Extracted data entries
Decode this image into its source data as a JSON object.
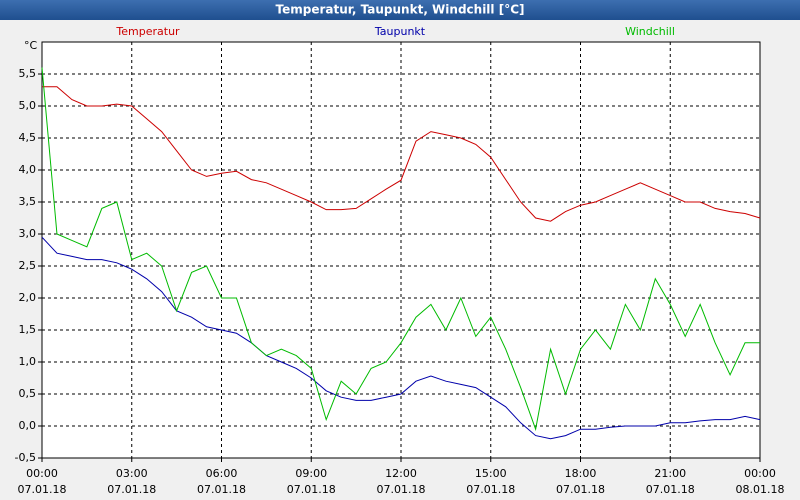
{
  "chart_data": {
    "type": "line",
    "title": "Temperatur, Taupunkt, Windchill [°C]",
    "y_unit": "°C",
    "x": [
      0,
      0.5,
      1,
      1.5,
      2,
      2.5,
      3,
      3.5,
      4,
      4.5,
      5,
      5.5,
      6,
      6.5,
      7,
      7.5,
      8,
      8.5,
      9,
      9.5,
      10,
      10.5,
      11,
      11.5,
      12,
      12.5,
      13,
      13.5,
      14,
      14.5,
      15,
      15.5,
      16,
      16.5,
      17,
      17.5,
      18,
      18.5,
      19,
      19.5,
      20,
      20.5,
      21,
      21.5,
      22,
      22.5,
      23,
      23.5,
      24
    ],
    "series": [
      {
        "name": "Temperatur",
        "color": "#cc0000",
        "values": [
          5.3,
          5.3,
          5.1,
          5.0,
          5.0,
          5.03,
          5.0,
          4.8,
          4.6,
          4.3,
          4.0,
          3.9,
          3.95,
          3.98,
          3.85,
          3.8,
          3.7,
          3.6,
          3.5,
          3.38,
          3.38,
          3.4,
          3.55,
          3.7,
          3.84,
          4.45,
          4.6,
          4.55,
          4.5,
          4.4,
          4.2,
          3.85,
          3.5,
          3.25,
          3.2,
          3.35,
          3.45,
          3.5,
          3.6,
          3.7,
          3.8,
          3.7,
          3.6,
          3.5,
          3.5,
          3.4,
          3.35,
          3.32,
          3.25
        ]
      },
      {
        "name": "Taupunkt",
        "color": "#0000aa",
        "values": [
          2.95,
          2.7,
          2.65,
          2.6,
          2.6,
          2.55,
          2.45,
          2.3,
          2.1,
          1.8,
          1.7,
          1.55,
          1.5,
          1.45,
          1.3,
          1.1,
          1.0,
          0.9,
          0.75,
          0.55,
          0.45,
          0.4,
          0.4,
          0.45,
          0.5,
          0.7,
          0.78,
          0.7,
          0.65,
          0.6,
          0.45,
          0.3,
          0.05,
          -0.15,
          -0.2,
          -0.15,
          -0.05,
          -0.05,
          -0.02,
          0.0,
          0.0,
          0.0,
          0.05,
          0.05,
          0.08,
          0.1,
          0.1,
          0.15,
          0.1
        ]
      },
      {
        "name": "Windchill",
        "color": "#00bb00",
        "values": [
          5.6,
          3.0,
          2.9,
          2.8,
          3.4,
          3.5,
          2.6,
          2.7,
          2.5,
          1.8,
          2.4,
          2.5,
          2.0,
          2.0,
          1.3,
          1.1,
          1.2,
          1.1,
          0.9,
          0.1,
          0.7,
          0.5,
          0.9,
          1.0,
          1.3,
          1.7,
          1.9,
          1.5,
          2.0,
          1.4,
          1.7,
          1.2,
          0.6,
          -0.05,
          1.2,
          0.5,
          1.2,
          1.5,
          1.2,
          1.9,
          1.5,
          2.3,
          1.9,
          1.4,
          1.9,
          1.3,
          0.8,
          1.3,
          1.3
        ]
      }
    ],
    "xlim": [
      0,
      24
    ],
    "xticks": [
      {
        "value": 0,
        "label": "00:00"
      },
      {
        "value": 3,
        "label": "03:00"
      },
      {
        "value": 6,
        "label": "06:00"
      },
      {
        "value": 9,
        "label": "09:00"
      },
      {
        "value": 12,
        "label": "12:00"
      },
      {
        "value": 15,
        "label": "15:00"
      },
      {
        "value": 18,
        "label": "18:00"
      },
      {
        "value": 21,
        "label": "21:00"
      },
      {
        "value": 24,
        "label": "00:00"
      }
    ],
    "xtick_dates": [
      "07.01.18",
      "07.01.18",
      "07.01.18",
      "07.01.18",
      "07.01.18",
      "07.01.18",
      "07.01.18",
      "07.01.18",
      "08.01.18"
    ],
    "ylim": [
      -0.5,
      6.0
    ],
    "yticks": [
      {
        "value": -0.5,
        "label": "-0,5"
      },
      {
        "value": 0,
        "label": "0,0"
      },
      {
        "value": 0.5,
        "label": "0,5"
      },
      {
        "value": 1,
        "label": "1,0"
      },
      {
        "value": 1.5,
        "label": "1,5"
      },
      {
        "value": 2,
        "label": "2,0"
      },
      {
        "value": 2.5,
        "label": "2,5"
      },
      {
        "value": 3,
        "label": "3,0"
      },
      {
        "value": 3.5,
        "label": "3,5"
      },
      {
        "value": 4,
        "label": "4,0"
      },
      {
        "value": 4.5,
        "label": "4,5"
      },
      {
        "value": 5,
        "label": "5,0"
      },
      {
        "value": 5.5,
        "label": "5,5"
      }
    ],
    "grid": true
  }
}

WRITTEN PROBLEM: Without including any pictures, please restate all the records exactly.

SOLVED PROBLEM:
Decode this image into its source data as a JSON object.
{
  "chart_data": {
    "type": "line",
    "title": "Temperatur, Taupunkt, Windchill [°C]",
    "y_unit": "°C",
    "x": [
      0,
      0.5,
      1,
      1.5,
      2,
      2.5,
      3,
      3.5,
      4,
      4.5,
      5,
      5.5,
      6,
      6.5,
      7,
      7.5,
      8,
      8.5,
      9,
      9.5,
      10,
      10.5,
      11,
      11.5,
      12,
      12.5,
      13,
      13.5,
      14,
      14.5,
      15,
      15.5,
      16,
      16.5,
      17,
      17.5,
      18,
      18.5,
      19,
      19.5,
      20,
      20.5,
      21,
      21.5,
      22,
      22.5,
      23,
      23.5,
      24
    ],
    "series": [
      {
        "name": "Temperatur",
        "color": "#cc0000",
        "values": [
          5.3,
          5.3,
          5.1,
          5.0,
          5.0,
          5.03,
          5.0,
          4.8,
          4.6,
          4.3,
          4.0,
          3.9,
          3.95,
          3.98,
          3.85,
          3.8,
          3.7,
          3.6,
          3.5,
          3.38,
          3.38,
          3.4,
          3.55,
          3.7,
          3.84,
          4.45,
          4.6,
          4.55,
          4.5,
          4.4,
          4.2,
          3.85,
          3.5,
          3.25,
          3.2,
          3.35,
          3.45,
          3.5,
          3.6,
          3.7,
          3.8,
          3.7,
          3.6,
          3.5,
          3.5,
          3.4,
          3.35,
          3.32,
          3.25
        ]
      },
      {
        "name": "Taupunkt",
        "color": "#0000aa",
        "values": [
          2.95,
          2.7,
          2.65,
          2.6,
          2.6,
          2.55,
          2.45,
          2.3,
          2.1,
          1.8,
          1.7,
          1.55,
          1.5,
          1.45,
          1.3,
          1.1,
          1.0,
          0.9,
          0.75,
          0.55,
          0.45,
          0.4,
          0.4,
          0.45,
          0.5,
          0.7,
          0.78,
          0.7,
          0.65,
          0.6,
          0.45,
          0.3,
          0.05,
          -0.15,
          -0.2,
          -0.15,
          -0.05,
          -0.05,
          -0.02,
          0.0,
          0.0,
          0.0,
          0.05,
          0.05,
          0.08,
          0.1,
          0.1,
          0.15,
          0.1
        ]
      },
      {
        "name": "Windchill",
        "color": "#00bb00",
        "values": [
          5.6,
          3.0,
          2.9,
          2.8,
          3.4,
          3.5,
          2.6,
          2.7,
          2.5,
          1.8,
          2.4,
          2.5,
          2.0,
          2.0,
          1.3,
          1.1,
          1.2,
          1.1,
          0.9,
          0.1,
          0.7,
          0.5,
          0.9,
          1.0,
          1.3,
          1.7,
          1.9,
          1.5,
          2.0,
          1.4,
          1.7,
          1.2,
          0.6,
          -0.05,
          1.2,
          0.5,
          1.2,
          1.5,
          1.2,
          1.9,
          1.5,
          2.3,
          1.9,
          1.4,
          1.9,
          1.3,
          0.8,
          1.3,
          1.3
        ]
      }
    ],
    "xlim": [
      0,
      24
    ],
    "xticks": [
      {
        "value": 0,
        "label": "00:00"
      },
      {
        "value": 3,
        "label": "03:00"
      },
      {
        "value": 6,
        "label": "06:00"
      },
      {
        "value": 9,
        "label": "09:00"
      },
      {
        "value": 12,
        "label": "12:00"
      },
      {
        "value": 15,
        "label": "15:00"
      },
      {
        "value": 18,
        "label": "18:00"
      },
      {
        "value": 21,
        "label": "21:00"
      },
      {
        "value": 24,
        "label": "00:00"
      }
    ],
    "xtick_dates": [
      "07.01.18",
      "07.01.18",
      "07.01.18",
      "07.01.18",
      "07.01.18",
      "07.01.18",
      "07.01.18",
      "07.01.18",
      "08.01.18"
    ],
    "ylim": [
      -0.5,
      6.0
    ],
    "yticks": [
      {
        "value": -0.5,
        "label": "-0,5"
      },
      {
        "value": 0,
        "label": "0,0"
      },
      {
        "value": 0.5,
        "label": "0,5"
      },
      {
        "value": 1,
        "label": "1,0"
      },
      {
        "value": 1.5,
        "label": "1,5"
      },
      {
        "value": 2,
        "label": "2,0"
      },
      {
        "value": 2.5,
        "label": "2,5"
      },
      {
        "value": 3,
        "label": "3,0"
      },
      {
        "value": 3.5,
        "label": "3,5"
      },
      {
        "value": 4,
        "label": "4,0"
      },
      {
        "value": 4.5,
        "label": "4,5"
      },
      {
        "value": 5,
        "label": "5,0"
      },
      {
        "value": 5.5,
        "label": "5,5"
      }
    ],
    "grid": true
  }
}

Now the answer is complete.